Dataset excerpt
····················

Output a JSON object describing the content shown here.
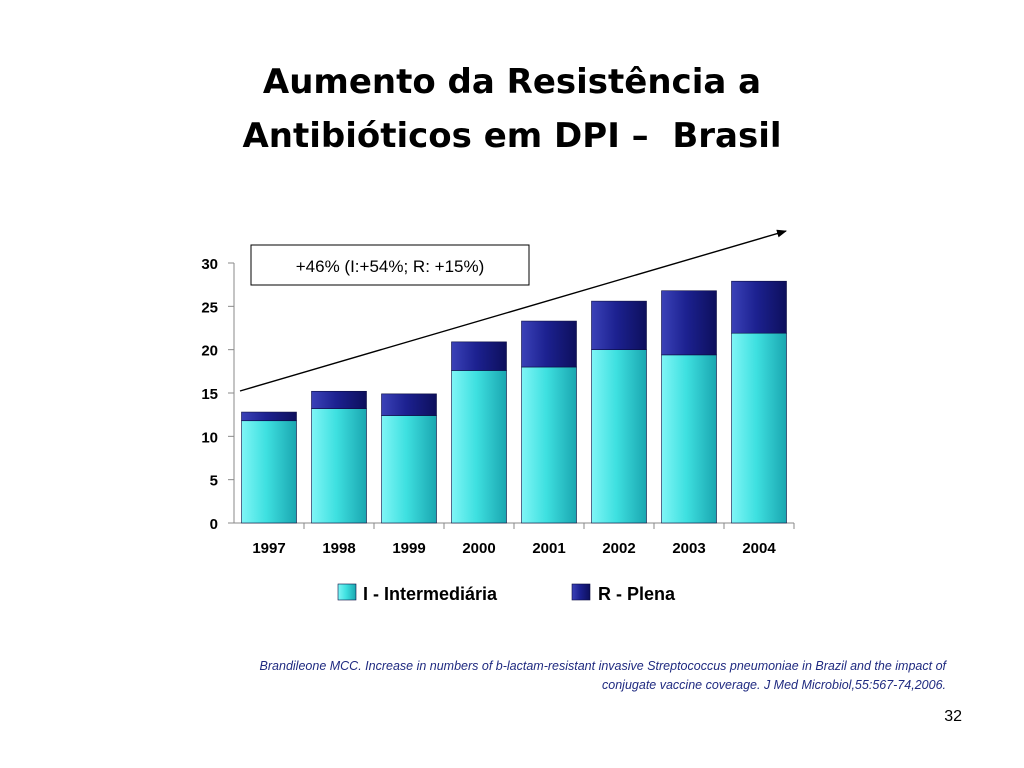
{
  "slide": {
    "title_line1": "Aumento da Resistência a",
    "title_line2": "Antibióticos em DPI –  Brasil",
    "citation_line1": "Brandileone MCC. Increase in numbers of b-lactam-resistant invasive Streptococcus pneumoniae in Brazil and the impact of",
    "citation_line2": "conjugate vaccine coverage. J Med Microbiol,55:567-74,2006.",
    "page_number": "32"
  },
  "chart_data": {
    "type": "bar",
    "stacked": true,
    "categories": [
      "1997",
      "1998",
      "1999",
      "2000",
      "2001",
      "2002",
      "2003",
      "2004"
    ],
    "series": [
      {
        "name": "I - Intermediária",
        "values": [
          11.8,
          13.2,
          12.4,
          17.6,
          18.0,
          20.0,
          19.4,
          21.9
        ],
        "color": "#3ee0e0"
      },
      {
        "name": "R - Plena",
        "values": [
          1.0,
          2.0,
          2.5,
          3.3,
          5.3,
          5.6,
          7.4,
          6.0
        ],
        "color": "#1c2190"
      }
    ],
    "ylim": [
      0,
      30
    ],
    "yticks": [
      "0",
      "5",
      "10",
      "15",
      "20",
      "25",
      "30"
    ],
    "annotation": "+46% (I:+54%; R: +15%)",
    "trend_arrow": true,
    "legend_position": "bottom",
    "grid": false
  }
}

····················

Go through the material above and print all of it exactly, except the pictures.

■ **CORRECT RESPONSE**:
Output a JSON object describing the content shown here.
{
  "slide": {
    "title_line1": "Aumento da Resistência a",
    "title_line2": "Antibióticos em DPI –  Brasil",
    "citation_line1": "Brandileone MCC. Increase in numbers of b-lactam-resistant invasive Streptococcus pneumoniae in Brazil and the impact of",
    "citation_line2": "conjugate vaccine coverage. J Med Microbiol,55:567-74,2006.",
    "page_number": "32"
  },
  "chart_data": {
    "type": "bar",
    "stacked": true,
    "categories": [
      "1997",
      "1998",
      "1999",
      "2000",
      "2001",
      "2002",
      "2003",
      "2004"
    ],
    "series": [
      {
        "name": "I - Intermediária",
        "values": [
          11.8,
          13.2,
          12.4,
          17.6,
          18.0,
          20.0,
          19.4,
          21.9
        ],
        "color": "#3ee0e0"
      },
      {
        "name": "R - Plena",
        "values": [
          1.0,
          2.0,
          2.5,
          3.3,
          5.3,
          5.6,
          7.4,
          6.0
        ],
        "color": "#1c2190"
      }
    ],
    "ylim": [
      0,
      30
    ],
    "yticks": [
      "0",
      "5",
      "10",
      "15",
      "20",
      "25",
      "30"
    ],
    "annotation": "+46% (I:+54%; R: +15%)",
    "trend_arrow": true,
    "legend_position": "bottom",
    "grid": false
  }
}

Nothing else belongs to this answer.